--- MATERIAL FOR THIS EXERCISE ---
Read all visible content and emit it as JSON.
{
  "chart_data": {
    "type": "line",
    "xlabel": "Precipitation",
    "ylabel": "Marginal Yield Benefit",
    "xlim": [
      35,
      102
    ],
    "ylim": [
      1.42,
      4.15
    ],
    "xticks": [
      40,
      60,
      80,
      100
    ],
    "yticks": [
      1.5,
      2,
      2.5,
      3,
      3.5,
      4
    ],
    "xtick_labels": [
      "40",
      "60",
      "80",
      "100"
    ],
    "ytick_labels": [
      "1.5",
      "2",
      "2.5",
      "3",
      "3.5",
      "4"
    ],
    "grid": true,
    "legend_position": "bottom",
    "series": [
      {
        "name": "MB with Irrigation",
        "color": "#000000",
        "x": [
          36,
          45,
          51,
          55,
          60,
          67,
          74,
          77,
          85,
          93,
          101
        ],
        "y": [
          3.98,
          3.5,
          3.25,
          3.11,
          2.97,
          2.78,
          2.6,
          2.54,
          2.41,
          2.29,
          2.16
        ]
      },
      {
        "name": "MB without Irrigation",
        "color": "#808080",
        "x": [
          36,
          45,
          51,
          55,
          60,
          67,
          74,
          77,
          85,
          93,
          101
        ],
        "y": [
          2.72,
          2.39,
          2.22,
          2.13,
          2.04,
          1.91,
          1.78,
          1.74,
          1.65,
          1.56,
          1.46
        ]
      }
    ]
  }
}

--- YOUR TASK ---
Reproduce the material above exactly; please quote every line of it.

--- SOLUTION TO THIS TASK ---
Read all visible content and emit it as JSON.
{
  "chart_data": {
    "type": "line",
    "xlabel": "Precipitation",
    "ylabel": "Marginal Yield Benefit",
    "xlim": [
      35,
      102
    ],
    "ylim": [
      1.42,
      4.15
    ],
    "xticks": [
      40,
      60,
      80,
      100
    ],
    "yticks": [
      1.5,
      2,
      2.5,
      3,
      3.5,
      4
    ],
    "xtick_labels": [
      "40",
      "60",
      "80",
      "100"
    ],
    "ytick_labels": [
      "1.5",
      "2",
      "2.5",
      "3",
      "3.5",
      "4"
    ],
    "grid": true,
    "legend_position": "bottom",
    "series": [
      {
        "name": "MB with Irrigation",
        "color": "#000000",
        "x": [
          36,
          45,
          51,
          55,
          60,
          67,
          74,
          77,
          85,
          93,
          101
        ],
        "y": [
          3.98,
          3.5,
          3.25,
          3.11,
          2.97,
          2.78,
          2.6,
          2.54,
          2.41,
          2.29,
          2.16
        ]
      },
      {
        "name": "MB without Irrigation",
        "color": "#808080",
        "x": [
          36,
          45,
          51,
          55,
          60,
          67,
          74,
          77,
          85,
          93,
          101
        ],
        "y": [
          2.72,
          2.39,
          2.22,
          2.13,
          2.04,
          1.91,
          1.78,
          1.74,
          1.65,
          1.56,
          1.46
        ]
      }
    ]
  }
}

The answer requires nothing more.